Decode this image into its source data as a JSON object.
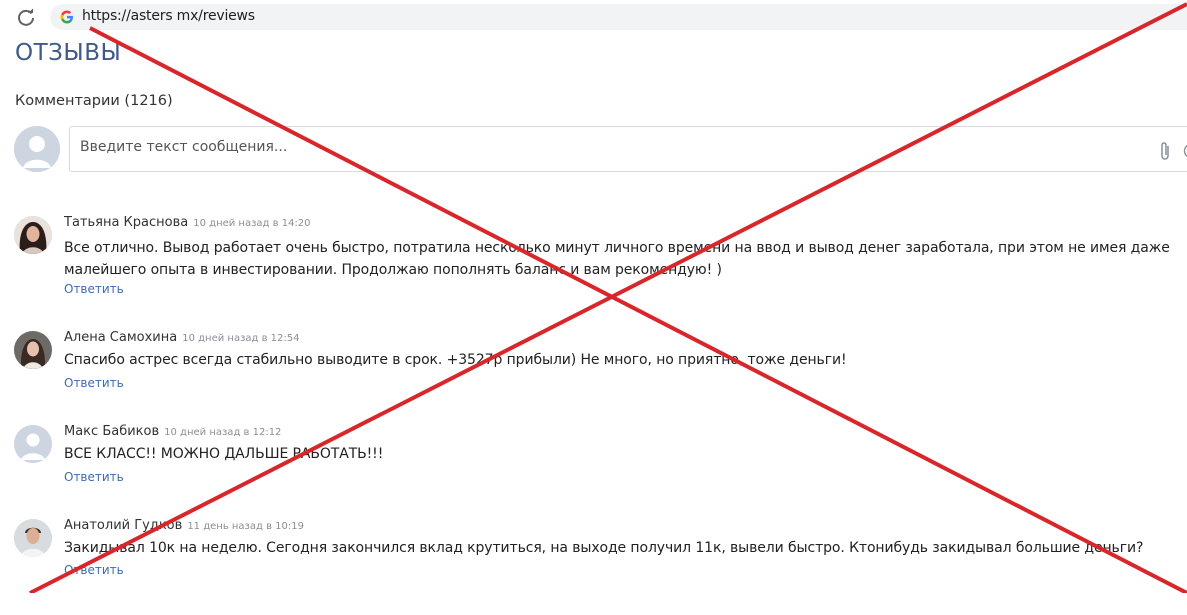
{
  "browser": {
    "url": "https://asters mx/reviews"
  },
  "page": {
    "title": "ОТЗЫВЫ",
    "comments_count": "Комментарии (1216)"
  },
  "composer": {
    "placeholder": "Введите текст сообщения..."
  },
  "comments": [
    {
      "author": "Татьяна Краснова",
      "date": "10 дней назад в 14:20",
      "text": "Все отлично. Вывод работает очень быстро, потратила несколько минут личного времени на ввод и вывод денег заработала, при этом не имея даже малейшего опыта в инвестировании. Продолжаю пополнять баланс и вам рекомендую! )",
      "reply": "Ответить"
    },
    {
      "author": "Алена Самохина",
      "date": "10 дней назад в 12:54",
      "text": "Спасибо астрес всегда стабильно выводите в срок. +3527р прибыли) Не много, но приятно, тоже деньги!",
      "reply": "Ответить"
    },
    {
      "author": "Макс Бабиков",
      "date": "10 дней назад в 12:12",
      "text": "ВСЕ КЛАСС!! МОЖНО ДАЛЬШЕ РАБОТАТЬ!!!",
      "reply": "Ответить"
    },
    {
      "author": "Анатолий Гудков",
      "date": "11 день назад в 10:19",
      "text": "Закидывал 10к на неделю. Сегодня закончился вклад крутиться, на выходе получил 11к, вывели быстро. Ктонибудь закидывал большие деньги?",
      "reply": "Ответить"
    }
  ],
  "icons": {
    "reload": "reload-icon",
    "google": "google-icon",
    "attach": "paperclip-icon",
    "emoji": "emoji-icon"
  },
  "colors": {
    "title": "#3d5a8a",
    "link": "#3b6cb0",
    "cross": "#d9262b",
    "date": "#8b8f96"
  }
}
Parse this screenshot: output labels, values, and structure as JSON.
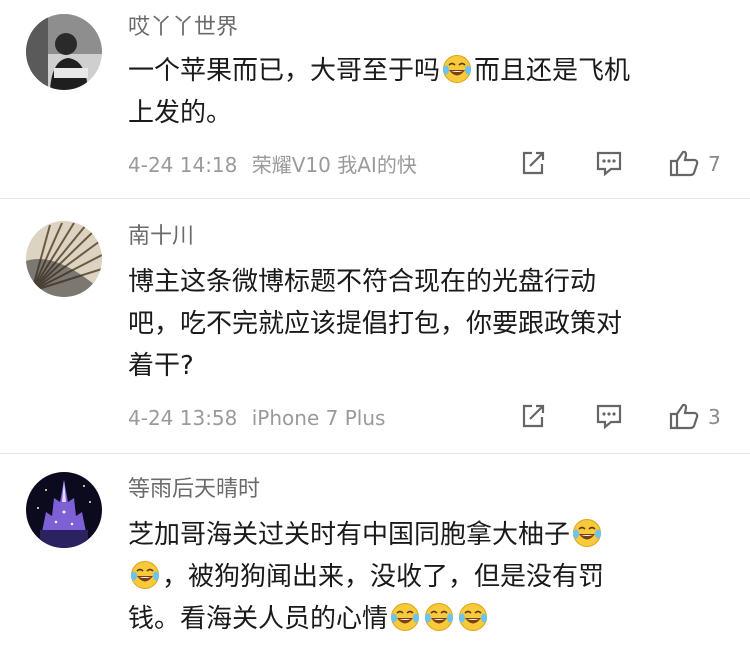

--- --- ---

* _EXERCISE REQUIREMENTS_
Return every line above that contains the word "JSON".

* _ANSWER FOR THE TASK_
Decode this image into its source data as a JSON object.
Parse this screenshot: output labels, values, and structure as JSON.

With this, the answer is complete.